**JOB A**. Return the stretch of the listing from its first line through the line containing "community-button[interactable]: Community xyxy=(376,591,684,661)", both ends included, repeating each line exactly.

0

I have the two pyspark dataframes. I want to select all records from voutdf where its "hash" does not exist in vindf.tx_hash

How to do this using pyspark dataframe.? I tried a semi join but I am ending up with out of memory errors.

voutdf = sqlContext.createDataFrame(voutRDD,["hash", "value","n","pubkey"])

vindf = sqlContext.createDataFrame(vinRDD,["txid", "tx_hash","vout"])
Vadim Kotov
  • 8,084
  • 8
  • 48
  • 62

1 Answers1

3

You can do it with left-anti join:

df = voutdf.join(vindf.withColumnRenamed("tx_hash", "hash"), "hash", 'left_anti')

left-anti join:

It takes all rows from the left dataset that don't have their matching in the right dataset.

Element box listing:
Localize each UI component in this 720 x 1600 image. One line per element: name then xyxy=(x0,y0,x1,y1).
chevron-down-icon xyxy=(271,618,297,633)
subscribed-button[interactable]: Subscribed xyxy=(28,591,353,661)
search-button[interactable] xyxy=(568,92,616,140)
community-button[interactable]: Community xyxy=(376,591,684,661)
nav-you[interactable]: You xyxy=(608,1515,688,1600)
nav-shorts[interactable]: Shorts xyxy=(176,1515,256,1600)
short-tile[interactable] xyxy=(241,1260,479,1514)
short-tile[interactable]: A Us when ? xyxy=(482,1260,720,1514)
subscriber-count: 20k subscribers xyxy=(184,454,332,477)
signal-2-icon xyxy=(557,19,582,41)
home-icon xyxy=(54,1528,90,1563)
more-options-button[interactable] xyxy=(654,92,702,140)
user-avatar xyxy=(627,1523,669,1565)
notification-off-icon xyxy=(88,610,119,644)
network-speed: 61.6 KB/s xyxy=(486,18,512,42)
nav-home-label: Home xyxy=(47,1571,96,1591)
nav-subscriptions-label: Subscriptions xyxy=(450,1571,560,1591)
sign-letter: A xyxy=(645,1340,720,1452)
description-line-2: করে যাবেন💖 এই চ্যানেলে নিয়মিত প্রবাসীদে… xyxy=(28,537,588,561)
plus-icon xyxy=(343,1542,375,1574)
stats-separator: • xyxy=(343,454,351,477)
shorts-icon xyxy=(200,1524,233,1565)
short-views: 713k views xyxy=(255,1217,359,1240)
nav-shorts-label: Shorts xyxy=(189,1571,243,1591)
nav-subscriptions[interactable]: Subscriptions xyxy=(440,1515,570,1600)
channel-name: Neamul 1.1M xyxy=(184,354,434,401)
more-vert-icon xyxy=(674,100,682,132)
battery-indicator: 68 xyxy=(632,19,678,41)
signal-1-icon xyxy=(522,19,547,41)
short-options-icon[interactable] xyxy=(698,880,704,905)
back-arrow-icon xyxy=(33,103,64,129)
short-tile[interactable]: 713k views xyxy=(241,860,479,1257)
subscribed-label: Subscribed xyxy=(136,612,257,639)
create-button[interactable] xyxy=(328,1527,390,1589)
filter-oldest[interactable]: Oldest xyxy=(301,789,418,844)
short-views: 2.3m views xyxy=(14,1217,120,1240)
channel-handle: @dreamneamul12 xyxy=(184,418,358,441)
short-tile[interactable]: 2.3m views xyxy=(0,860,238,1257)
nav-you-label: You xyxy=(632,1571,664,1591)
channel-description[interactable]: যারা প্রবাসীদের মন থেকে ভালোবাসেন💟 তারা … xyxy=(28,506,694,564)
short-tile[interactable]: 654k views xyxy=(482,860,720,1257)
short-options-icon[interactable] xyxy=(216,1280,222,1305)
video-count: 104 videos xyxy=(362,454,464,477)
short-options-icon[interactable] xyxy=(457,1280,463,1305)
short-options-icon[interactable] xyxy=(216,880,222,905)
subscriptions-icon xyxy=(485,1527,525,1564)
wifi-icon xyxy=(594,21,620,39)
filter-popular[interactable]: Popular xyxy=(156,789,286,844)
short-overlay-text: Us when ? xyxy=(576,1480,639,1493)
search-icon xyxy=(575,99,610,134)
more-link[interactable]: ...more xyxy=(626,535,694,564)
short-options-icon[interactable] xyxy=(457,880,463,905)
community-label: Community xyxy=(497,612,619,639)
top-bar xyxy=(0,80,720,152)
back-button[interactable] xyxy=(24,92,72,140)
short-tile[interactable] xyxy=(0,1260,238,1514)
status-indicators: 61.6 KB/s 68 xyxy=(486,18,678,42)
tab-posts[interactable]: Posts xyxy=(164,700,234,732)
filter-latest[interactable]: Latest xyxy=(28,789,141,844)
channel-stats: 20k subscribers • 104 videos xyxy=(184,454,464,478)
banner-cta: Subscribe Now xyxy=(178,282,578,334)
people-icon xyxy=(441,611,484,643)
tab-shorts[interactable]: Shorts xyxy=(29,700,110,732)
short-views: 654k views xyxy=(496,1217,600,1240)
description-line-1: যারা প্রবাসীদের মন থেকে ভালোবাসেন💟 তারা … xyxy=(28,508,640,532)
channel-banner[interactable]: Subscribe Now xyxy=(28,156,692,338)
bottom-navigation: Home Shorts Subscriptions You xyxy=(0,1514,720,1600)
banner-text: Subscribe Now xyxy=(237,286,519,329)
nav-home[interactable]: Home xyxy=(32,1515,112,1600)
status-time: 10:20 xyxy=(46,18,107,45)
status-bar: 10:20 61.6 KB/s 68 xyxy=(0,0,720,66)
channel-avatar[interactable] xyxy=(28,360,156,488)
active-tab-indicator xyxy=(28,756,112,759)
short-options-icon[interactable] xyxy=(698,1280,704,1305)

**JOB B**. Write out the stretch of the pyspark thread from "You can do it" through "the right dataset." again, substituting "dataframe" for every "dataset".

**WRITTEN SOLUTION A**.
Localize each UI component in this 720 x 1600 image. One line per element: name then xyxy=(x0,y0,x1,y1).
chevron-down-icon xyxy=(271,618,297,633)
subscribed-button[interactable]: Subscribed xyxy=(28,591,353,661)
search-button[interactable] xyxy=(568,92,616,140)
community-button[interactable]: Community xyxy=(376,591,684,661)

**WRITTEN SOLUTION B**.
You can do it with left-anti join:

df = voutdf.join(vindf.withColumnRenamed("tx_hash", "hash"), "hash", 'left_anti')

left-anti join:

It takes all rows from the left dataframe that don't have their matching in the right dataframe.